## Written task
Identify the lines holding "name" and copy them.
===== Records to use =====
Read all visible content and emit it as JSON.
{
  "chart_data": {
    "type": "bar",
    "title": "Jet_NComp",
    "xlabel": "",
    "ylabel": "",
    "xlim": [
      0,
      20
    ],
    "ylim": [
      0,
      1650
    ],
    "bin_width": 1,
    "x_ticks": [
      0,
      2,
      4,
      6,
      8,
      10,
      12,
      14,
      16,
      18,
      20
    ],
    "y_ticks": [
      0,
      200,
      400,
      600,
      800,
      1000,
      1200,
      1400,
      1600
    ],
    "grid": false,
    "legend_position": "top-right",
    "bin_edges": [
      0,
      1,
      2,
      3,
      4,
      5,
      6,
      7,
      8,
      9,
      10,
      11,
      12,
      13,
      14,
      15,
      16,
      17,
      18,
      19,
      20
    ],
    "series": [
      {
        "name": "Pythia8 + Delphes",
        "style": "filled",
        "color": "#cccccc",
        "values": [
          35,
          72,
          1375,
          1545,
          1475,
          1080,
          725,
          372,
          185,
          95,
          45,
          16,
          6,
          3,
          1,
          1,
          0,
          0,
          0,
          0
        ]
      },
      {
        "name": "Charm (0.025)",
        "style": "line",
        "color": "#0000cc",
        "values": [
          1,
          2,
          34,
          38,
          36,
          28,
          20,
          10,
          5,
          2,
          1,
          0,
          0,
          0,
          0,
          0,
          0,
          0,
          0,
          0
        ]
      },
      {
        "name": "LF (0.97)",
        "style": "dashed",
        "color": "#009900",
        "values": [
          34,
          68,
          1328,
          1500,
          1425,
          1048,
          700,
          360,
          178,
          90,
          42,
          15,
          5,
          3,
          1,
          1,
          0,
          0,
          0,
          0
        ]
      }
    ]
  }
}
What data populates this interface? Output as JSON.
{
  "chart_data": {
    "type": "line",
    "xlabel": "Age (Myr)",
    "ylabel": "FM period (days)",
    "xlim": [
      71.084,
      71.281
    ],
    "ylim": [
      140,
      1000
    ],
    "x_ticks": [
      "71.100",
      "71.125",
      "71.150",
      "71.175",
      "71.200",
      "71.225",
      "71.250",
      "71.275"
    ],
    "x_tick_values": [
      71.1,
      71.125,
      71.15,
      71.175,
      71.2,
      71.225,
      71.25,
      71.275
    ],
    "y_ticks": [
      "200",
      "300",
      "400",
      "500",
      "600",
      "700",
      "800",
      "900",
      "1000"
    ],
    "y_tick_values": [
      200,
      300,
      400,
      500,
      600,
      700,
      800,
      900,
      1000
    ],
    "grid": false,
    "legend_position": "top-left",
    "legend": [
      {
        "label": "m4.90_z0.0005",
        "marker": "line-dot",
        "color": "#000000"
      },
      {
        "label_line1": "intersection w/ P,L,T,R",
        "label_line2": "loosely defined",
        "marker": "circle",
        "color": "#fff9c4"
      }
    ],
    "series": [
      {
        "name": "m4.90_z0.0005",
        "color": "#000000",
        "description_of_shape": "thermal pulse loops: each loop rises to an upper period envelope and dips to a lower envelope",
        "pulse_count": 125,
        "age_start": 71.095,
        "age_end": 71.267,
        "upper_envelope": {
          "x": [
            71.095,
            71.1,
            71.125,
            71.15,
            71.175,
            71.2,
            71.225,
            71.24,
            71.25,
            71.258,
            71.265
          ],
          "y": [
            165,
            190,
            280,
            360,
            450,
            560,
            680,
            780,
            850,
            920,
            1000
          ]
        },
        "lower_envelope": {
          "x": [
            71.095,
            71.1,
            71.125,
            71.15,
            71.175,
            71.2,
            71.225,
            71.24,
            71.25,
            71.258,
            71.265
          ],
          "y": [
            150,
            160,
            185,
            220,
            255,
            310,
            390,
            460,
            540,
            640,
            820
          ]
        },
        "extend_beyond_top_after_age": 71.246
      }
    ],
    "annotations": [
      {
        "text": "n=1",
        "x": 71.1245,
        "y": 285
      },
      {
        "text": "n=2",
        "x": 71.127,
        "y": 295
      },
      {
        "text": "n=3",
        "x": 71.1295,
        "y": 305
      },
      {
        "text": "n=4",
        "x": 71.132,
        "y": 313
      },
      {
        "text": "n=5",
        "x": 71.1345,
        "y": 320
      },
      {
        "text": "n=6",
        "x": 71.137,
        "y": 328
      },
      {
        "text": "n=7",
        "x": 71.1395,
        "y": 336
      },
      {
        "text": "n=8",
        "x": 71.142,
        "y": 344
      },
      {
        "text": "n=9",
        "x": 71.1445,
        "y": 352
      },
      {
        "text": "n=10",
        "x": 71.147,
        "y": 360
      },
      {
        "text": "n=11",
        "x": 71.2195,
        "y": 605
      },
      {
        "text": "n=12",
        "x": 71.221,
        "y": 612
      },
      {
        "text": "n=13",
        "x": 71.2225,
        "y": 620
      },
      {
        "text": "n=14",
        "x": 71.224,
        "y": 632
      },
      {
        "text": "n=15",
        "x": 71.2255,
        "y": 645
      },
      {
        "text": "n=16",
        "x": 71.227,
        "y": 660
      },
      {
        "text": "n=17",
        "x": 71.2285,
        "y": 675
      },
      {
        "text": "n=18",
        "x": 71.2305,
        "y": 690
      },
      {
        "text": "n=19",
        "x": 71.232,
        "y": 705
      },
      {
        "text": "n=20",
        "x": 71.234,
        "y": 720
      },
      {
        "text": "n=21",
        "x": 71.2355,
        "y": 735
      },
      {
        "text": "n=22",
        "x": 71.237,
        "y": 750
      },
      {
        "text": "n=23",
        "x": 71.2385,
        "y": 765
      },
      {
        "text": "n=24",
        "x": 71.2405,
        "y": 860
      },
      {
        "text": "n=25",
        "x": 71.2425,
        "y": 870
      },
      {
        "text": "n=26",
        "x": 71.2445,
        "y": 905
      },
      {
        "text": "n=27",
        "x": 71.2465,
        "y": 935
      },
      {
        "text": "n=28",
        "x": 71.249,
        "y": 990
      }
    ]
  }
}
=====
## Response for this exercise
        "name": "Pythia8 + Delphes",
        "name": "Charm (0.025)",
        "name": "LF (0.97)",
        "name": "m4.90_z0.0005",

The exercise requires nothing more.